SET PROBLEM :: Check each line of the material. Copy those containing "placeholder".

INPUT ::
##############################
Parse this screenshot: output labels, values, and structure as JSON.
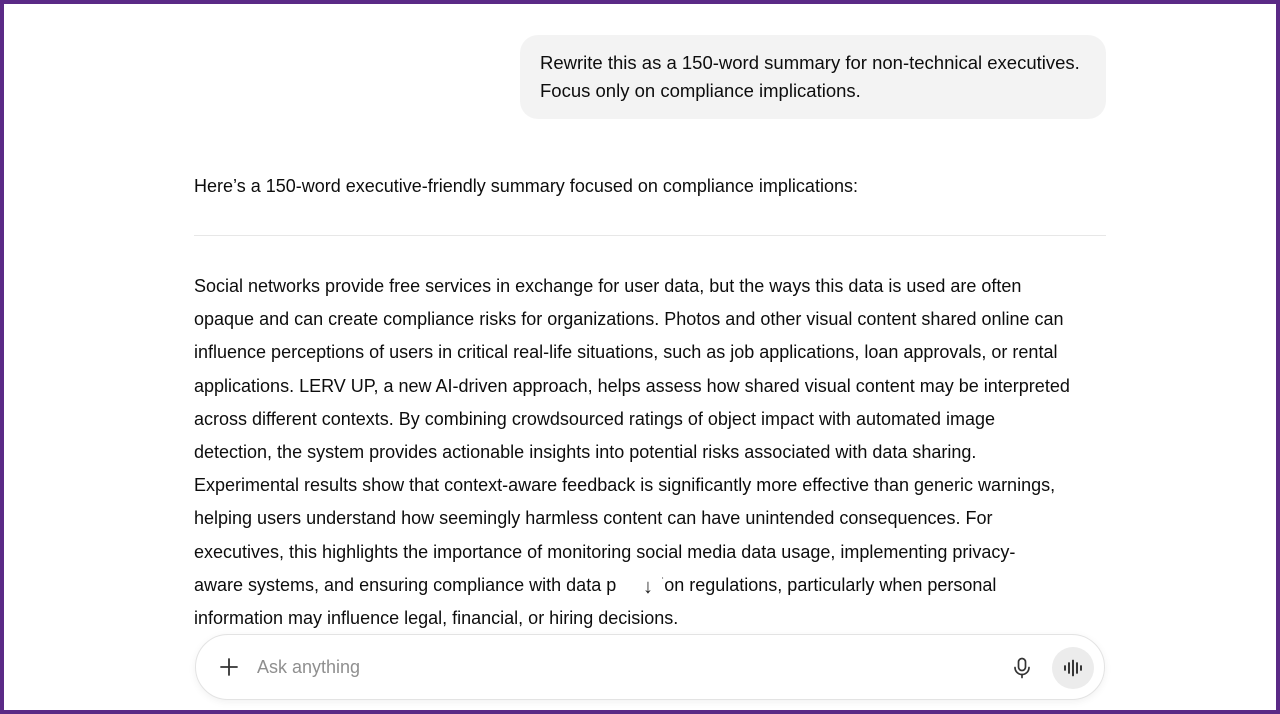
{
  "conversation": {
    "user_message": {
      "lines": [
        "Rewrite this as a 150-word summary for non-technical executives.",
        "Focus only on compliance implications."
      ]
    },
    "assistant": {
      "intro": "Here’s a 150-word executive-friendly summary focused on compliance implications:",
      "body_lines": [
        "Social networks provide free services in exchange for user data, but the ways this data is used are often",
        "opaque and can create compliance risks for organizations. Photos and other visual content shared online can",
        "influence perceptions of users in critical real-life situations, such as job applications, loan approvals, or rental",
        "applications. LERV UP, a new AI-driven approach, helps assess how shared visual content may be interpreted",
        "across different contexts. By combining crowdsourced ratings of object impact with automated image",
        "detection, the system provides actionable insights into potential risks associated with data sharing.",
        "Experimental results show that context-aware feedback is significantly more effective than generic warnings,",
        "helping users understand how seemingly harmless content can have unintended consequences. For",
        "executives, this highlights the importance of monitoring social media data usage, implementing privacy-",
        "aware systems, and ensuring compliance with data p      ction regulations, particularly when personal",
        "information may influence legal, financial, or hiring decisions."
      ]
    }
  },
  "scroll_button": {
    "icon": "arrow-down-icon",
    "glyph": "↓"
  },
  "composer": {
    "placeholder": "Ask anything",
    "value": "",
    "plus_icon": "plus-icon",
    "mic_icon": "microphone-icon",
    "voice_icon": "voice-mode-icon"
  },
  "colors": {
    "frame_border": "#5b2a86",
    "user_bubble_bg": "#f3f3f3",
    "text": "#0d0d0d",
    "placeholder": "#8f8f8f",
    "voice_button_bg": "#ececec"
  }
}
##############################
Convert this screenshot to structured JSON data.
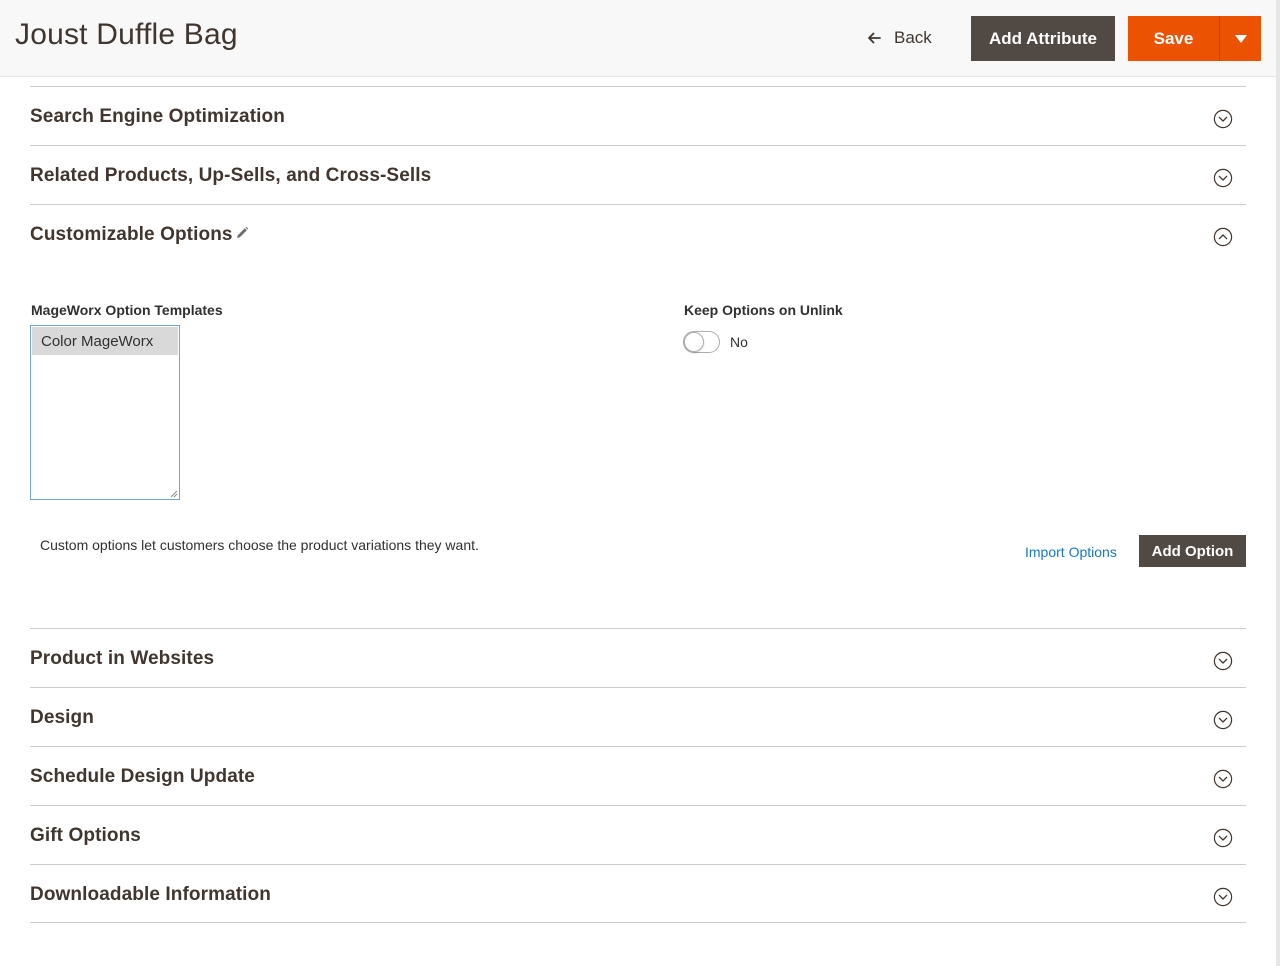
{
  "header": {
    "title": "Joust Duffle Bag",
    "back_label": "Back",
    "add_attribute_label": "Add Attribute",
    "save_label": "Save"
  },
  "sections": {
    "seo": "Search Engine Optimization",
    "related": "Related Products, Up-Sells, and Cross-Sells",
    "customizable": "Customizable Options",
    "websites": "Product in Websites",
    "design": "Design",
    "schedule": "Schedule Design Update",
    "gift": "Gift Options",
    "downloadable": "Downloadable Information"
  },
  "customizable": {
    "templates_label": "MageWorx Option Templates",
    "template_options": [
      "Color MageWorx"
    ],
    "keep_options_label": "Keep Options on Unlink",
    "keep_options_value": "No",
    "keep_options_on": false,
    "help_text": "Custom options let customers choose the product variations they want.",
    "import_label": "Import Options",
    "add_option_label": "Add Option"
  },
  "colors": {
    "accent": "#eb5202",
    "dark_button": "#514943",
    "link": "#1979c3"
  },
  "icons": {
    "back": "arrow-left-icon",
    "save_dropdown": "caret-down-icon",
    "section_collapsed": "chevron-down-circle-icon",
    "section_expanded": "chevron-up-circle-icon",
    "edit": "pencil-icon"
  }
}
##############################
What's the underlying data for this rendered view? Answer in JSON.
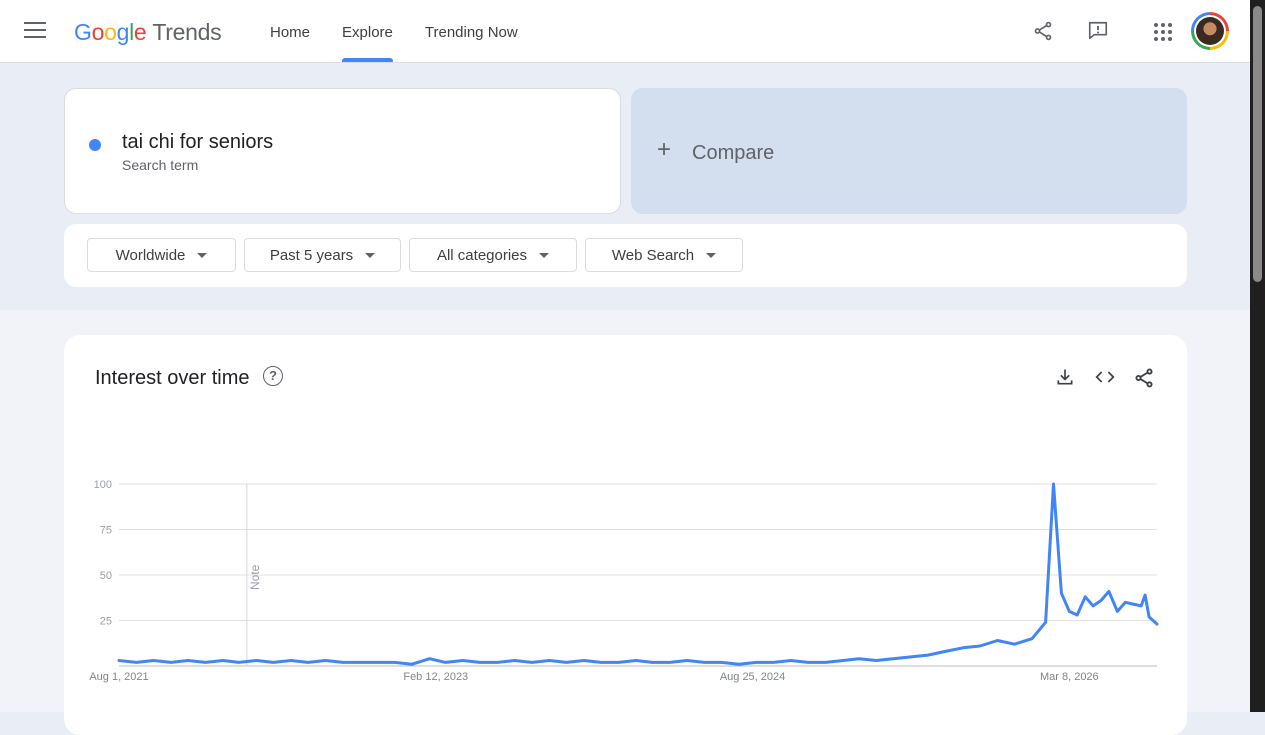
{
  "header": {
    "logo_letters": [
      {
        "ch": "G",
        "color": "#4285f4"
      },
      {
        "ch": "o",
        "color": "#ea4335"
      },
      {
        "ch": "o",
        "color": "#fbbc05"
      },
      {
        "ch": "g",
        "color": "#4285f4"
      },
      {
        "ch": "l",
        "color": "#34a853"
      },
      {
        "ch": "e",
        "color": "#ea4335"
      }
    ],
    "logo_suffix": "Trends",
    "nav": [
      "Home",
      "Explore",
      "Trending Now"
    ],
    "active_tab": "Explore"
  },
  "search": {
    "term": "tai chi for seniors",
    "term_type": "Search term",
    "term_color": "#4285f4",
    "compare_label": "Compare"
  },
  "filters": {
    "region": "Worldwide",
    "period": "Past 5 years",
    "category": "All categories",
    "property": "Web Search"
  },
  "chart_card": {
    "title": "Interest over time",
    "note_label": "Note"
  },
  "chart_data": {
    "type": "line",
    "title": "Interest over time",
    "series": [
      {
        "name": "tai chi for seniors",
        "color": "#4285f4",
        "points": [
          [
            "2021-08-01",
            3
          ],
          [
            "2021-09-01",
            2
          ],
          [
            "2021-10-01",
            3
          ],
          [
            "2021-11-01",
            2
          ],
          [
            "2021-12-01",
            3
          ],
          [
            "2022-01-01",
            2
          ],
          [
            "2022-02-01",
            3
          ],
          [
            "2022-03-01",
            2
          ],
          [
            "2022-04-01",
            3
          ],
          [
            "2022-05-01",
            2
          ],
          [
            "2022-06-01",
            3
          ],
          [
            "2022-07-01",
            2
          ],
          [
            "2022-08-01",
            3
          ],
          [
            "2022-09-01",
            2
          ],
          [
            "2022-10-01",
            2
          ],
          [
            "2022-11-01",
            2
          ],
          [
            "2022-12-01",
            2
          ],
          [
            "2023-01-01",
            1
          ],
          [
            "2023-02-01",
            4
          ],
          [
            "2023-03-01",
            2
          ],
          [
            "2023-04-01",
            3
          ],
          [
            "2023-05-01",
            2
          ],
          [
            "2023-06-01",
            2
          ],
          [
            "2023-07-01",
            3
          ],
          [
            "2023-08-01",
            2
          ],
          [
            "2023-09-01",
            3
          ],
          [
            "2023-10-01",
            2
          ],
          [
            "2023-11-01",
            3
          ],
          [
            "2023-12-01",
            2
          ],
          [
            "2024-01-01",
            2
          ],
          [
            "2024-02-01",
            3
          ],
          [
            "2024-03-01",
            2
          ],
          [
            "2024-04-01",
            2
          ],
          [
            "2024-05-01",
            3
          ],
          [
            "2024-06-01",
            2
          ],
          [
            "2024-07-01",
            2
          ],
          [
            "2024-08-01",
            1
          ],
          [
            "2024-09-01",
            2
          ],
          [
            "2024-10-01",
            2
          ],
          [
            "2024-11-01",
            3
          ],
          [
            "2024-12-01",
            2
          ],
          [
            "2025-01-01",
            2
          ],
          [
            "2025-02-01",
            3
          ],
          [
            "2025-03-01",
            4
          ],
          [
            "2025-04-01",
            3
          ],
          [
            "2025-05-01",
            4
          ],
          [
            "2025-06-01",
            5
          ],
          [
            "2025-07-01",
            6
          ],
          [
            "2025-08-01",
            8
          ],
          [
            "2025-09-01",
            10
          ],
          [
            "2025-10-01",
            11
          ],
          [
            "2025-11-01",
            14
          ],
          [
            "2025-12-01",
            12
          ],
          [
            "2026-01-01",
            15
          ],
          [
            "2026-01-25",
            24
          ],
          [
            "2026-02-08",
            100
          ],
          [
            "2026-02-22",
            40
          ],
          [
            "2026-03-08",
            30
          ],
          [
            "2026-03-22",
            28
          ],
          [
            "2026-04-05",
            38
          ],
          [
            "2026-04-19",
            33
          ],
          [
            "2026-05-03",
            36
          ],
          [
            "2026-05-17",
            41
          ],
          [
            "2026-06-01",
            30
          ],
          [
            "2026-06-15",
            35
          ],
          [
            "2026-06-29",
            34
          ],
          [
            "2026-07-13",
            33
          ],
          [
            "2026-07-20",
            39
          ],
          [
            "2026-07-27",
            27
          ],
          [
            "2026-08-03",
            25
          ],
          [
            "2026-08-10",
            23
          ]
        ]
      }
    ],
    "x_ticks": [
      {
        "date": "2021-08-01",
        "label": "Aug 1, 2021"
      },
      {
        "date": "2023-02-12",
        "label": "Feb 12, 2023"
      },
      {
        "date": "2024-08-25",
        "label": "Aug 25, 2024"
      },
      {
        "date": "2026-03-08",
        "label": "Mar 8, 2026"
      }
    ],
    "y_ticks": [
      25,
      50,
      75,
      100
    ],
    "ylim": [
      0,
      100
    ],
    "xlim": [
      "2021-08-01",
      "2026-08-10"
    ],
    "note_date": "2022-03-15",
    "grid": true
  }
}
##############################
SOLUTION TO THIS EXERCISE ::
    "placeholder": "Ask anything",
    "placeholder": "#8f8f8f",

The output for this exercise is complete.